Task prompt: The entire listing is to be repeated verbatim.

The data:

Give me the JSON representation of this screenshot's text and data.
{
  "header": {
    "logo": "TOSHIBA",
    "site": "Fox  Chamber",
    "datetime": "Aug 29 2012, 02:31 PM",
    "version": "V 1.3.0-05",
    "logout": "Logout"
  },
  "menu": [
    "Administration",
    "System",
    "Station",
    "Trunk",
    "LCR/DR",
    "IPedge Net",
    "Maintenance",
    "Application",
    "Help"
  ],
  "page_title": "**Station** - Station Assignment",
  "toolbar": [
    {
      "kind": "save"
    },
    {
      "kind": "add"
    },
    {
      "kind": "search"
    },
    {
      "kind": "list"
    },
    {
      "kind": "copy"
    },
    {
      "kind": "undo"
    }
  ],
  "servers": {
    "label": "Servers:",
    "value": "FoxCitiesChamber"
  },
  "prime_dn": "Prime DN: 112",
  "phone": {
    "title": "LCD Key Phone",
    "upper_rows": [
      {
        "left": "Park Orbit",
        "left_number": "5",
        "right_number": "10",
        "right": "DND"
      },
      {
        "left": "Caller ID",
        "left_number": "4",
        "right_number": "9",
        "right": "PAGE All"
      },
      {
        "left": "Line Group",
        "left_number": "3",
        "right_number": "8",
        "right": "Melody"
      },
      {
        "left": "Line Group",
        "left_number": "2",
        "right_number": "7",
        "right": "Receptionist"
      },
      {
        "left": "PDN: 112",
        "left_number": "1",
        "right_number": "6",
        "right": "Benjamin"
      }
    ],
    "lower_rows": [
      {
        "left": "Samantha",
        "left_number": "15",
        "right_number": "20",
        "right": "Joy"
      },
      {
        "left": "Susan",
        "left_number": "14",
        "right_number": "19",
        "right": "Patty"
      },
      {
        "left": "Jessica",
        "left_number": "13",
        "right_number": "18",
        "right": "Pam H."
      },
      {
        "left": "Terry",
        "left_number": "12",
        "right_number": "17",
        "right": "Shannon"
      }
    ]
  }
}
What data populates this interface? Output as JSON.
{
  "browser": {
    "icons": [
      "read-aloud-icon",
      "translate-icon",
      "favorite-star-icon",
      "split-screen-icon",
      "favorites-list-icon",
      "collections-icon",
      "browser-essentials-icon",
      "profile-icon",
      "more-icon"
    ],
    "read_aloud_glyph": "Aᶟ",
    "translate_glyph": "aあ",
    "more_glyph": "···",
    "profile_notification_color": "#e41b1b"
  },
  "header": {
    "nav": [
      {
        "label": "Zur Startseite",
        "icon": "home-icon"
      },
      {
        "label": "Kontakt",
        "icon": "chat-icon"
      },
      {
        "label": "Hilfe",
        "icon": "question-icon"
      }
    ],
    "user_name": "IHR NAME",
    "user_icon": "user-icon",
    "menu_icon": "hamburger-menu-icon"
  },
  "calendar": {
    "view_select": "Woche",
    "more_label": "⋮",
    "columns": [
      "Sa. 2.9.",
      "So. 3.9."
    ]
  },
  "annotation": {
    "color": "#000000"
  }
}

Exercise answer:
Give me the JSON representation of this screenshot's text and data.
{
  "header": {
    "logo": "TOSHIBA",
    "site": "Fox  Chamber",
    "datetime": "Aug 29 2012, 02:31 PM",
    "version": "V 1.3.0-05",
    "logout": "Logout"
  },
  "menu": [
    "Administration",
    "System",
    "Station",
    "Trunk",
    "LCR/DR",
    "IPedge Net",
    "Maintenance",
    "Application",
    "Help"
  ],
  "page_title": "**Station** - Station Assignment",
  "toolbar": [
    {
      "kind": "save"
    },
    {
      "kind": "add"
    },
    {
      "kind": "search"
    },
    {
      "kind": "list"
    },
    {
      "kind": "copy"
    },
    {
      "kind": "undo"
    }
  ],
  "servers": {
    "label": "Servers:",
    "value": "FoxCitiesChamber"
  },
  "prime_dn": "Prime DN: 112",
  "phone": {
    "title": "LCD Key Phone",
    "upper_rows": [
      {
        "left": "Park Orbit",
        "left_number": "5",
        "right_number": "10",
        "right": "DND"
      },
      {
        "left": "Caller ID",
        "left_number": "4",
        "right_number": "9",
        "right": "PAGE All"
      },
      {
        "left": "Line Group",
        "left_number": "3",
        "right_number": "8",
        "right": "Melody"
      },
      {
        "left": "Line Group",
        "left_number": "2",
        "right_number": "7",
        "right": "Receptionist"
      },
      {
        "left": "PDN: 112",
        "left_number": "1",
        "right_number": "6",
        "right": "Benjamin"
      }
    ],
    "lower_rows": [
      {
        "left": "Samantha",
        "left_number": "15",
        "right_number": "20",
        "right": "Joy"
      },
      {
        "left": "Susan",
        "left_number": "14",
        "right_number": "19",
        "right": "Patty"
      },
      {
        "left": "Jessica",
        "left_number": "13",
        "right_number": "18",
        "right": "Pam H."
      },
      {
        "left": "Terry",
        "left_number": "12",
        "right_number": "17",
        "right": "Shannon"
      }
    ]
  }
}
What data populates this interface? Output as JSON.
{
  "browser": {
    "icons": [
      "read-aloud-icon",
      "translate-icon",
      "favorite-star-icon",
      "split-screen-icon",
      "favorites-list-icon",
      "collections-icon",
      "browser-essentials-icon",
      "profile-icon",
      "more-icon"
    ],
    "read_aloud_glyph": "Aᶟ",
    "translate_glyph": "aあ",
    "more_glyph": "···",
    "profile_notification_color": "#e41b1b"
  },
  "header": {
    "nav": [
      {
        "label": "Zur Startseite",
        "icon": "home-icon"
      },
      {
        "label": "Kontakt",
        "icon": "chat-icon"
      },
      {
        "label": "Hilfe",
        "icon": "question-icon"
      }
    ],
    "user_name": "IHR NAME",
    "user_icon": "user-icon",
    "menu_icon": "hamburger-menu-icon"
  },
  "calendar": {
    "view_select": "Woche",
    "more_label": "⋮",
    "columns": [
      "Sa. 2.9.",
      "So. 3.9."
    ]
  },
  "annotation": {
    "color": "#000000"
  }
}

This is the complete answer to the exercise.